Records:
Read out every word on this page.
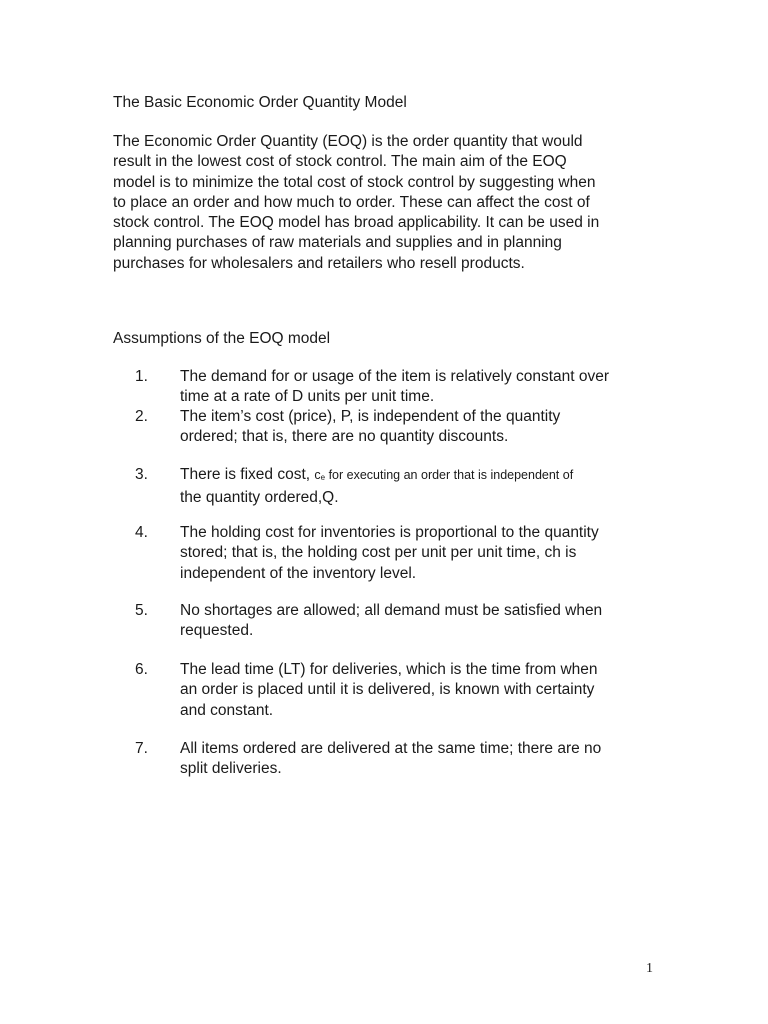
The Basic Economic Order Quantity Model
The Economic Order Quantity (EOQ) is the order quantity that would
result in the lowest cost of stock control. The main aim of the EOQ
model is to minimize the total cost of stock control by suggesting when
to place an order and how much to order. These can affect the cost of
stock control. The EOQ model has broad applicability. It can be used in
planning purchases of raw materials and supplies and in planning
purchases for wholesalers and retailers who resell products.
Assumptions of the EOQ model
1.	The demand for or usage of the item is relatively constant over
time at a rate of D units per unit time.
2.	The item’s cost (price), P, is independent of the quantity
ordered; that is, there are no quantity discounts.
3.	There is fixed cost, ce for executing an order that is independent of
the quantity ordered,Q.
4.	The holding cost for inventories is proportional to the quantity
stored; that is, the holding cost per unit per unit time, ch is
independent of the inventory level.
5.	No shortages are allowed; all demand must be satisfied when
requested.
6.	The lead time (LT) for deliveries, which is the time from when
an order is placed until it is delivered, is known with certainty
and constant.
7.	All items ordered are delivered at the same time; there are no
split deliveries.
1
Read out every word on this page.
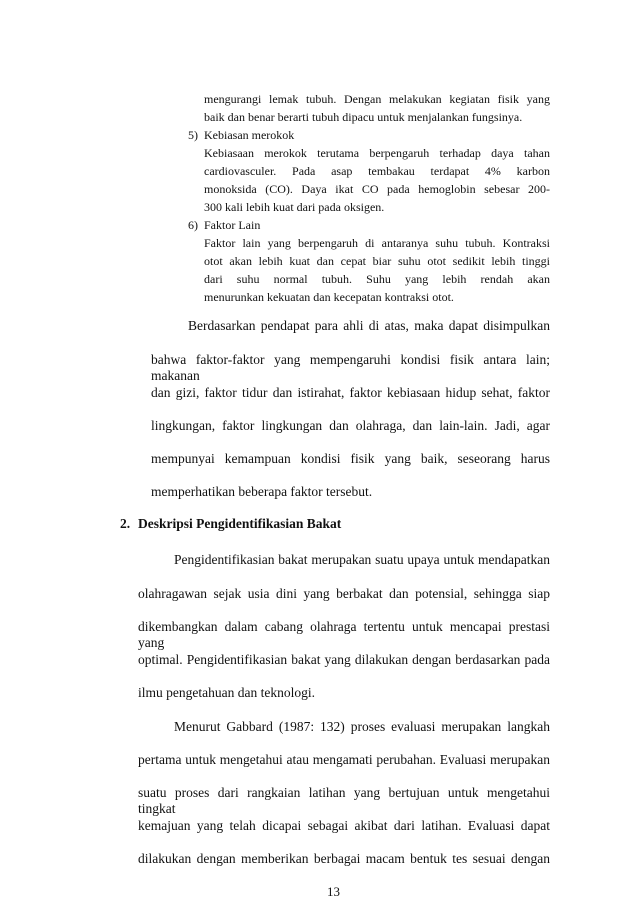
mengurangi lemak tubuh. Dengan melakukan kegiatan fisik yang
baik dan benar berarti tubuh dipacu untuk menjalankan fungsinya.
5) Kebiasan merokok
Kebiasaan merokok terutama berpengaruh terhadap daya tahan
cardiovasculer. Pada asap tembakau terdapat 4% karbon
monoksida (CO). Daya ikat CO pada hemoglobin sebesar 200-
300 kali lebih kuat dari pada oksigen.
6) Faktor Lain
Faktor lain yang berpengaruh di antaranya suhu tubuh. Kontraksi
otot akan lebih kuat dan cepat biar suhu otot sedikit lebih tinggi
dari suhu normal tubuh. Suhu yang lebih rendah akan
menurunkan kekuatan dan kecepatan kontraksi otot.
Berdasarkan pendapat para ahli di atas, maka dapat disimpulkan
bahwa faktor-faktor yang mempengaruhi kondisi fisik antara lain; makanan
dan gizi, faktor tidur dan istirahat, faktor kebiasaan hidup sehat, faktor
lingkungan, faktor lingkungan dan olahraga, dan lain-lain. Jadi, agar
mempunyai kemampuan kondisi fisik yang baik, seseorang harus
memperhatikan beberapa faktor tersebut.
2. Deskripsi Pengidentifikasian Bakat
Pengidentifikasian bakat merupakan suatu upaya untuk mendapatkan
olahragawan sejak usia dini yang berbakat dan potensial, sehingga siap
dikembangkan dalam cabang olahraga tertentu untuk mencapai prestasi yang
optimal. Pengidentifikasian bakat yang dilakukan dengan berdasarkan pada
ilmu pengetahuan dan teknologi.
Menurut Gabbard (1987: 132) proses evaluasi merupakan langkah
pertama untuk mengetahui atau mengamati perubahan. Evaluasi merupakan
suatu proses dari rangkaian latihan yang bertujuan untuk mengetahui tingkat
kemajuan yang telah dicapai sebagai akibat dari latihan. Evaluasi dapat
dilakukan dengan memberikan berbagai macam bentuk tes sesuai dengan
13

Your goal: Working from the material above, transcribe it exactly while omitting pictures.

Response below:
Read out every word on this page.
The Basic Economic Order Quantity Model
The Economic Order Quantity (EOQ) is the order quantity that would
result in the lowest cost of stock control. The main aim of the EOQ
model is to minimize the total cost of stock control by suggesting when
to place an order and how much to order. These can affect the cost of
stock control. The EOQ model has broad applicability. It can be used in
planning purchases of raw materials and supplies and in planning
purchases for wholesalers and retailers who resell products.
Assumptions of the EOQ model
1.	The demand for or usage of the item is relatively constant over
time at a rate of D units per unit time.
2.	The item’s cost (price), P, is independent of the quantity
ordered; that is, there are no quantity discounts.
3.	There is fixed cost, ce for executing an order that is independent of
the quantity ordered,Q.
4.	The holding cost for inventories is proportional to the quantity
stored; that is, the holding cost per unit per unit time, ch is
independent of the inventory level.
5.	No shortages are allowed; all demand must be satisfied when
requested.
6.	The lead time (LT) for deliveries, which is the time from when
an order is placed until it is delivered, is known with certainty
and constant.
7.	All items ordered are delivered at the same time; there are no
split deliveries.
1
Read out every word on this page.
mengurangi lemak tubuh. Dengan melakukan kegiatan fisik yang
baik dan benar berarti tubuh dipacu untuk menjalankan fungsinya.
5) Kebiasan merokok
Kebiasaan merokok terutama berpengaruh terhadap daya tahan
cardiovasculer. Pada asap tembakau terdapat 4% karbon
monoksida (CO). Daya ikat CO pada hemoglobin sebesar 200-
300 kali lebih kuat dari pada oksigen.
6) Faktor Lain
Faktor lain yang berpengaruh di antaranya suhu tubuh. Kontraksi
otot akan lebih kuat dan cepat biar suhu otot sedikit lebih tinggi
dari suhu normal tubuh. Suhu yang lebih rendah akan
menurunkan kekuatan dan kecepatan kontraksi otot.
Berdasarkan pendapat para ahli di atas, maka dapat disimpulkan
bahwa faktor-faktor yang mempengaruhi kondisi fisik antara lain; makanan
dan gizi, faktor tidur dan istirahat, faktor kebiasaan hidup sehat, faktor
lingkungan, faktor lingkungan dan olahraga, dan lain-lain. Jadi, agar
mempunyai kemampuan kondisi fisik yang baik, seseorang harus
memperhatikan beberapa faktor tersebut.
2. Deskripsi Pengidentifikasian Bakat
Pengidentifikasian bakat merupakan suatu upaya untuk mendapatkan
olahragawan sejak usia dini yang berbakat dan potensial, sehingga siap
dikembangkan dalam cabang olahraga tertentu untuk mencapai prestasi yang
optimal. Pengidentifikasian bakat yang dilakukan dengan berdasarkan pada
ilmu pengetahuan dan teknologi.
Menurut Gabbard (1987: 132) proses evaluasi merupakan langkah
pertama untuk mengetahui atau mengamati perubahan. Evaluasi merupakan
suatu proses dari rangkaian latihan yang bertujuan untuk mengetahui tingkat
kemajuan yang telah dicapai sebagai akibat dari latihan. Evaluasi dapat
dilakukan dengan memberikan berbagai macam bentuk tes sesuai dengan
13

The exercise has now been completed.